MATERIAL —
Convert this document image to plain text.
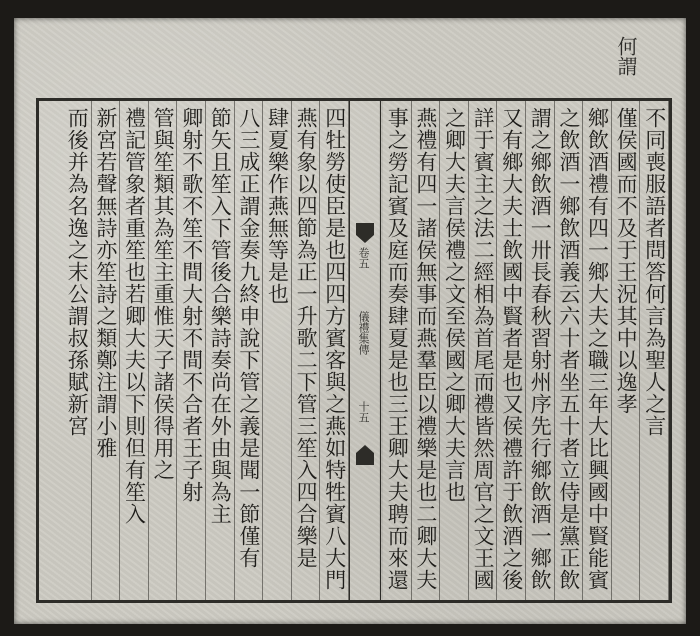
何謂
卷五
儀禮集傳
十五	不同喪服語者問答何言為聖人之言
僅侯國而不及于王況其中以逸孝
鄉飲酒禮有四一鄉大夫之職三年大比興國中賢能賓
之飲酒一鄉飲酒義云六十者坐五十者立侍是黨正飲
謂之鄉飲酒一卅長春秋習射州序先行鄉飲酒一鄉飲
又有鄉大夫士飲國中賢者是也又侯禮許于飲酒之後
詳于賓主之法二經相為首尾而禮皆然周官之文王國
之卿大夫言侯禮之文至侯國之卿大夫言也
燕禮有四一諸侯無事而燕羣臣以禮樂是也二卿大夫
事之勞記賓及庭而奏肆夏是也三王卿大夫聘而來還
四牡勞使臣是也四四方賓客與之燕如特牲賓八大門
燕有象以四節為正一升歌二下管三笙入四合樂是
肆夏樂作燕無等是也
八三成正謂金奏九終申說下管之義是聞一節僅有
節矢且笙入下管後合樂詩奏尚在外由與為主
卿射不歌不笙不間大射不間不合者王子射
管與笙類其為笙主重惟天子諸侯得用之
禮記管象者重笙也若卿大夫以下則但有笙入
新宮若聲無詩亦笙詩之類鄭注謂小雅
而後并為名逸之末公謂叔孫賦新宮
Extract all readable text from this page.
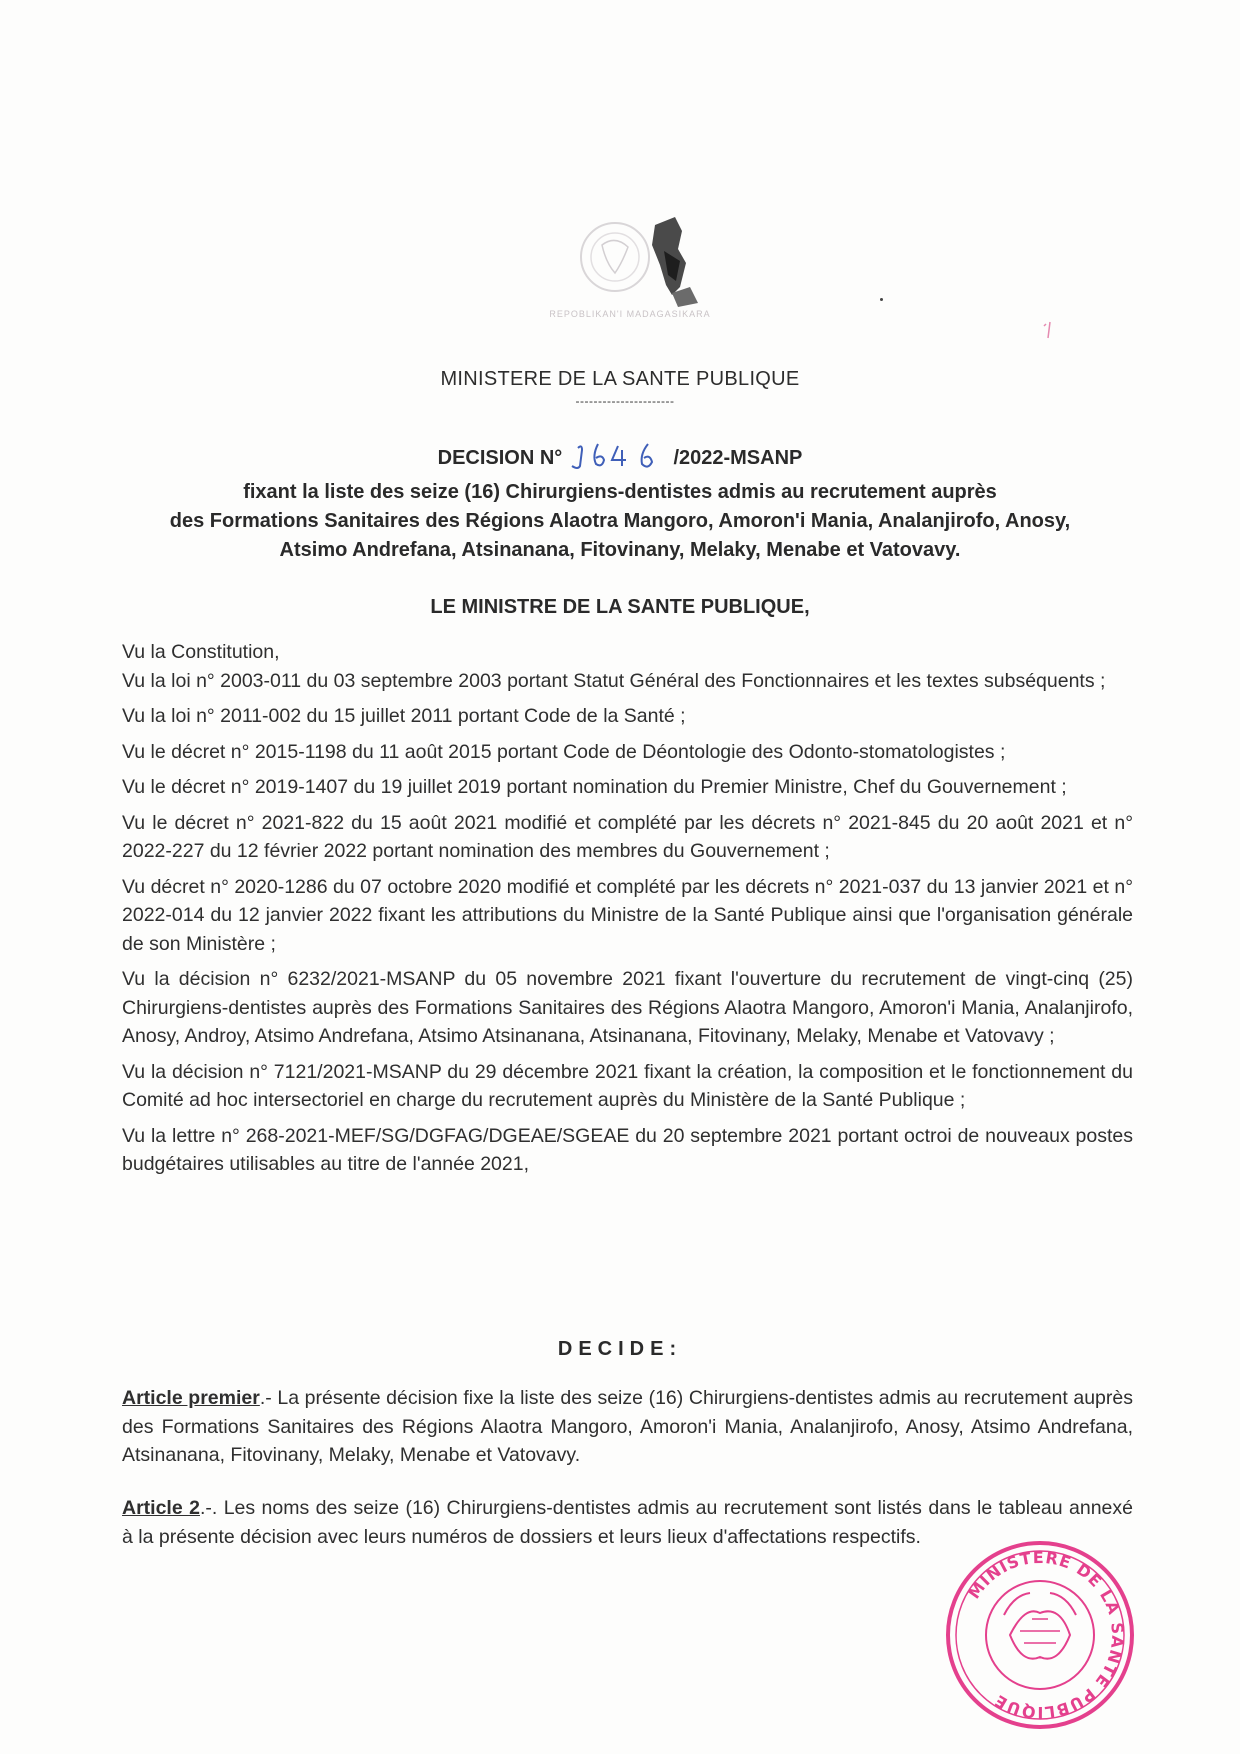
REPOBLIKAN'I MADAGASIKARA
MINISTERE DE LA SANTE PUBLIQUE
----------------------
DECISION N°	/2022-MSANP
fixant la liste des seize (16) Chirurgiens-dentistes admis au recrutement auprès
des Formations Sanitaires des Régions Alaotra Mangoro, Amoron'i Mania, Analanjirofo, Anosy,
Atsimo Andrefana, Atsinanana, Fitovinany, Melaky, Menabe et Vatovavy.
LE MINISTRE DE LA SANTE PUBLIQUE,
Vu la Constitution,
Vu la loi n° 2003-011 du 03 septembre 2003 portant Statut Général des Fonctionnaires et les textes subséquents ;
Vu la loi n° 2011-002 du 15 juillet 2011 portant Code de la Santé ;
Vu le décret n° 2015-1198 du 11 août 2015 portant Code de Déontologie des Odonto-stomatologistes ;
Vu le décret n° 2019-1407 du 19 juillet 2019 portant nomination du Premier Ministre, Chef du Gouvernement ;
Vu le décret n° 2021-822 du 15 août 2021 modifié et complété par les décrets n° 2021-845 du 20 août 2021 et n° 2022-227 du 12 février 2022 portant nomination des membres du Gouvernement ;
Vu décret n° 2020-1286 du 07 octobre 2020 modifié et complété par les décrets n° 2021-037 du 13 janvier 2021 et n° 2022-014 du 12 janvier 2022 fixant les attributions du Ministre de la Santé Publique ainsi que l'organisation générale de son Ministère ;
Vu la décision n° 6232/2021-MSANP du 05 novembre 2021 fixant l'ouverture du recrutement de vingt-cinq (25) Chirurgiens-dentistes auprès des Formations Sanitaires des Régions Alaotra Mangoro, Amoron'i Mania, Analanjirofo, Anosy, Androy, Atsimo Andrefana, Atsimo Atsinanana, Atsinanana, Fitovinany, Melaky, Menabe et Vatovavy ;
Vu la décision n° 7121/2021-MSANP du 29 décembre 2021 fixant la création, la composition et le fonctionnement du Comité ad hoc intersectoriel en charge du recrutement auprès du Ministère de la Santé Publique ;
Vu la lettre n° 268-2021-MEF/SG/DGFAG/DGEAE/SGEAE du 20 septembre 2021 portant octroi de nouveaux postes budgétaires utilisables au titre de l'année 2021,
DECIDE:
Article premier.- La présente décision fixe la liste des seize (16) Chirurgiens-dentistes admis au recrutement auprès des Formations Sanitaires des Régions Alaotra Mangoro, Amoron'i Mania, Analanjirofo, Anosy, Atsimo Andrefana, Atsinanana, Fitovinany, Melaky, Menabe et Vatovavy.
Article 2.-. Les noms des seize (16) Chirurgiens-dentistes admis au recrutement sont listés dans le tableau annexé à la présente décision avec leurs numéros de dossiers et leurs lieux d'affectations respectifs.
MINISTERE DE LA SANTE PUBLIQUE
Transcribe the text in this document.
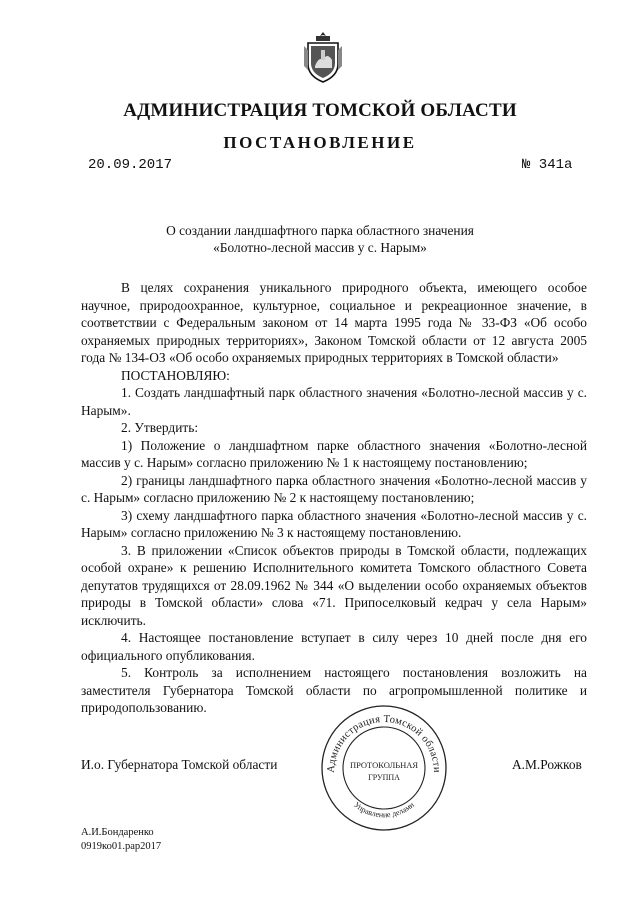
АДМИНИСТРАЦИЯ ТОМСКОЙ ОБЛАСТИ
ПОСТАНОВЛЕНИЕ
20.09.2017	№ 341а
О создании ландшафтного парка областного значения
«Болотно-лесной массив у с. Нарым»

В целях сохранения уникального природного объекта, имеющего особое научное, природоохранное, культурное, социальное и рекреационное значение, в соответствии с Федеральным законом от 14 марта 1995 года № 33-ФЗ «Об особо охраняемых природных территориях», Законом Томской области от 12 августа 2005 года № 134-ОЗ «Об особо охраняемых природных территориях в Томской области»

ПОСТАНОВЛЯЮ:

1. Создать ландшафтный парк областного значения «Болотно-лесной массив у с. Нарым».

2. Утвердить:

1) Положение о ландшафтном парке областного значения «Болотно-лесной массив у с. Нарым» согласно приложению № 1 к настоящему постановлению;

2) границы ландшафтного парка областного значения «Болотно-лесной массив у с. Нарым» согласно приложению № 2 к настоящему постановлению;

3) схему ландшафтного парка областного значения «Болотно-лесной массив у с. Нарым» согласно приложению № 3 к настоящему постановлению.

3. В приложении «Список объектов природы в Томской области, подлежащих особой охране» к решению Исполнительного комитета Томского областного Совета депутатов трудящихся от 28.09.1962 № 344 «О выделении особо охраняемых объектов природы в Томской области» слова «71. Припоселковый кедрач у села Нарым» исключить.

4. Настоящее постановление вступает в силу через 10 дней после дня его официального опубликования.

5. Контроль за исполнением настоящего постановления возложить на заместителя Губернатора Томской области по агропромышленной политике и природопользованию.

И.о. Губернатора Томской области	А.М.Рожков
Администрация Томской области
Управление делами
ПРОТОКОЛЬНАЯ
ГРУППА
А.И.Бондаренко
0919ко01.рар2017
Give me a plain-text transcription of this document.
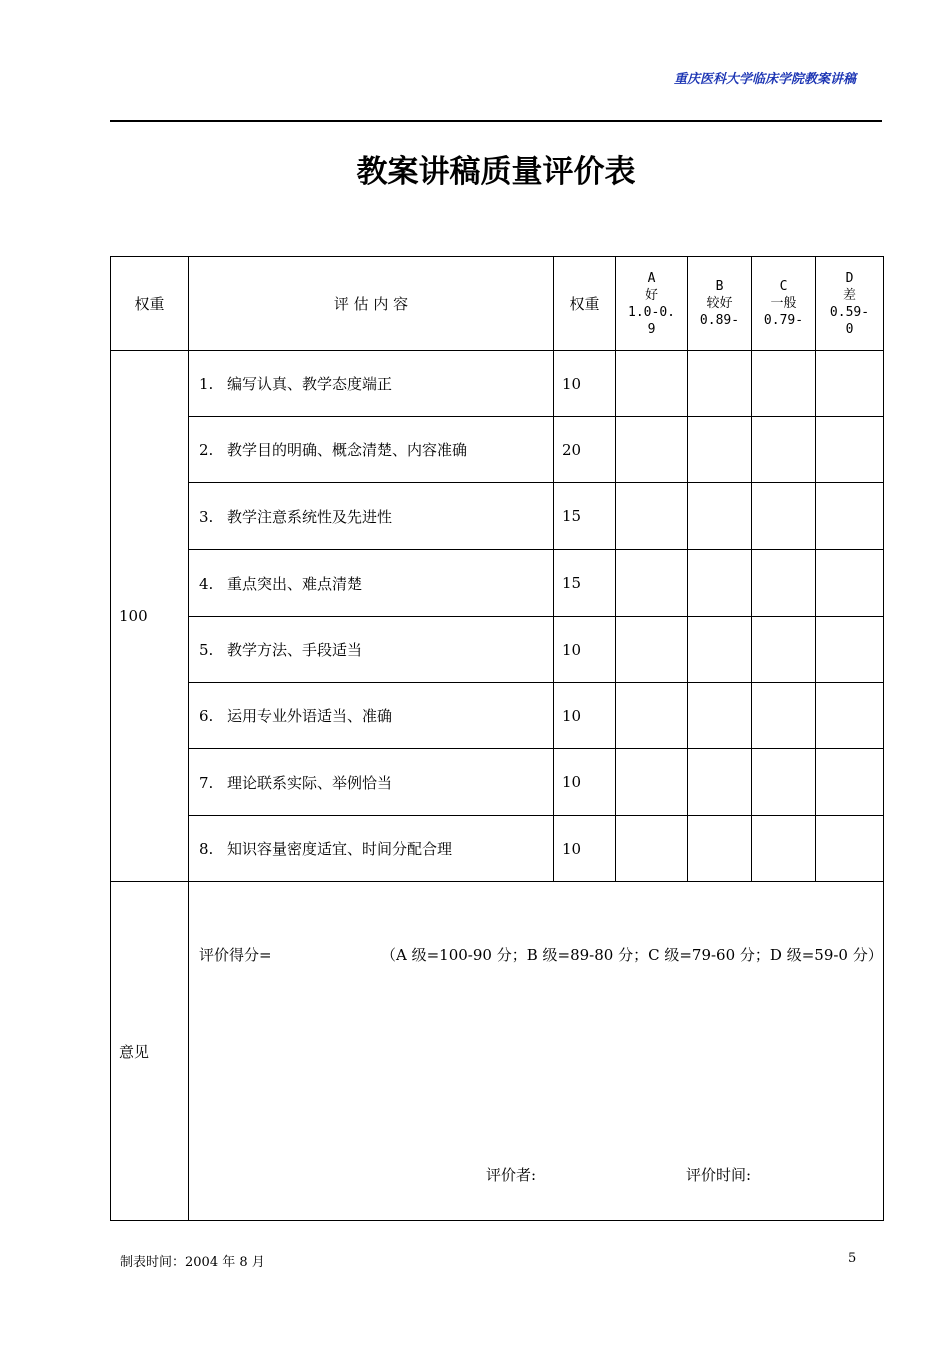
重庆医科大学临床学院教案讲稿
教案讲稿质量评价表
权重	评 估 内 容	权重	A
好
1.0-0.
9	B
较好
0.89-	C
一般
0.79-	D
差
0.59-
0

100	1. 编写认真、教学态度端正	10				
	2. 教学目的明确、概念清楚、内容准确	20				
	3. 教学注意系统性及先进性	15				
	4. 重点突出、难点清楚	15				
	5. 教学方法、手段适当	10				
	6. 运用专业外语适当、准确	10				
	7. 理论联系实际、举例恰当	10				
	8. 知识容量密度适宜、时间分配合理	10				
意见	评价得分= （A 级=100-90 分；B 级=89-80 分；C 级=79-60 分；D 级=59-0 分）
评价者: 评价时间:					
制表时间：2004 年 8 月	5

PROBLEM REQUIREMENTS — Take every line above carrying "décision" and return it.

COMPLETE ANSWER —
Vu la décision n° 6232/2021-MSANP du 05 novembre 2021 fixant l'ouverture du recrutement de vingt-cinq (25) Chirurgiens-dentistes auprès des Formations Sanitaires des Régions Alaotra Mangoro, Amoron'i Mania, Analanjirofo, Anosy, Androy, Atsimo Andrefana, Atsimo Atsinanana, Atsinanana, Fitovinany, Melaky, Menabe et Vatovavy ;
Vu la décision n° 7121/2021-MSANP du 29 décembre 2021 fixant la création, la composition et le fonctionnement du Comité ad hoc intersectoriel en charge du recrutement auprès du Ministère de la Santé Publique ;
Article premier.- La présente décision fixe la liste des seize (16) Chirurgiens-dentistes admis au recrutement auprès des Formations Sanitaires des Régions Alaotra Mangoro, Amoron'i Mania, Analanjirofo, Anosy, Atsimo Andrefana, Atsinanana, Fitovinany, Melaky, Menabe et Vatovavy.
Article 2.-. Les noms des seize (16) Chirurgiens-dentistes admis au recrutement sont listés dans le tableau annexé à la présente décision avec leurs numéros de dossiers et leurs lieux d'affectations respectifs.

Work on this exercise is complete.